** start of Data supplied **

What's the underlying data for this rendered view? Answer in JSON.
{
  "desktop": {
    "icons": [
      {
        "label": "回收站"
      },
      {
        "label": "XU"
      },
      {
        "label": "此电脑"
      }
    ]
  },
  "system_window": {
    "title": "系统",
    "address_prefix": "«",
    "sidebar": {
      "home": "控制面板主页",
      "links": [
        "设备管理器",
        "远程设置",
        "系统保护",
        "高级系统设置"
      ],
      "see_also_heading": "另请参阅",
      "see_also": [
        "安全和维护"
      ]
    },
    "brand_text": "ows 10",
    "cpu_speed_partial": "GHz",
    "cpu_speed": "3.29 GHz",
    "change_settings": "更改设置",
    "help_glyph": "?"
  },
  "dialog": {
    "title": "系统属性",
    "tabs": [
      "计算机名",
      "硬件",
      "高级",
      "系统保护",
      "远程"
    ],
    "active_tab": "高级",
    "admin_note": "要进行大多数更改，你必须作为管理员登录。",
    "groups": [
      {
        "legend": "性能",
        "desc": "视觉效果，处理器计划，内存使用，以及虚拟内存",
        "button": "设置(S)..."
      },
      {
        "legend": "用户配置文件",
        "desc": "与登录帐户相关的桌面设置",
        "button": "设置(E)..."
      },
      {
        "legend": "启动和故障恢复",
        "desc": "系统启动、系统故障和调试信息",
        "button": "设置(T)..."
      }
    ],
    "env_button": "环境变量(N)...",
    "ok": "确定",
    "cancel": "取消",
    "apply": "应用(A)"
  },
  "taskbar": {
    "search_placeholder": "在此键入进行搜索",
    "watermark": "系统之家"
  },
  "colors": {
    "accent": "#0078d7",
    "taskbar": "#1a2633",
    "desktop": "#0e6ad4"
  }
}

** end of Data supplied **

* [The request] Return the listing above in its exact form.

* [Finished answer]
What's the underlying data for this rendered view? Answer in JSON.
{
  "desktop": {
    "icons": [
      {
        "label": "回收站"
      },
      {
        "label": "XU"
      },
      {
        "label": "此电脑"
      }
    ]
  },
  "system_window": {
    "title": "系统",
    "address_prefix": "«",
    "sidebar": {
      "home": "控制面板主页",
      "links": [
        "设备管理器",
        "远程设置",
        "系统保护",
        "高级系统设置"
      ],
      "see_also_heading": "另请参阅",
      "see_also": [
        "安全和维护"
      ]
    },
    "brand_text": "ows 10",
    "cpu_speed_partial": "GHz",
    "cpu_speed": "3.29 GHz",
    "change_settings": "更改设置",
    "help_glyph": "?"
  },
  "dialog": {
    "title": "系统属性",
    "tabs": [
      "计算机名",
      "硬件",
      "高级",
      "系统保护",
      "远程"
    ],
    "active_tab": "高级",
    "admin_note": "要进行大多数更改，你必须作为管理员登录。",
    "groups": [
      {
        "legend": "性能",
        "desc": "视觉效果，处理器计划，内存使用，以及虚拟内存",
        "button": "设置(S)..."
      },
      {
        "legend": "用户配置文件",
        "desc": "与登录帐户相关的桌面设置",
        "button": "设置(E)..."
      },
      {
        "legend": "启动和故障恢复",
        "desc": "系统启动、系统故障和调试信息",
        "button": "设置(T)..."
      }
    ],
    "env_button": "环境变量(N)...",
    "ok": "确定",
    "cancel": "取消",
    "apply": "应用(A)"
  },
  "taskbar": {
    "search_placeholder": "在此键入进行搜索",
    "watermark": "系统之家"
  },
  "colors": {
    "accent": "#0078d7",
    "taskbar": "#1a2633",
    "desktop": "#0e6ad4"
  }
}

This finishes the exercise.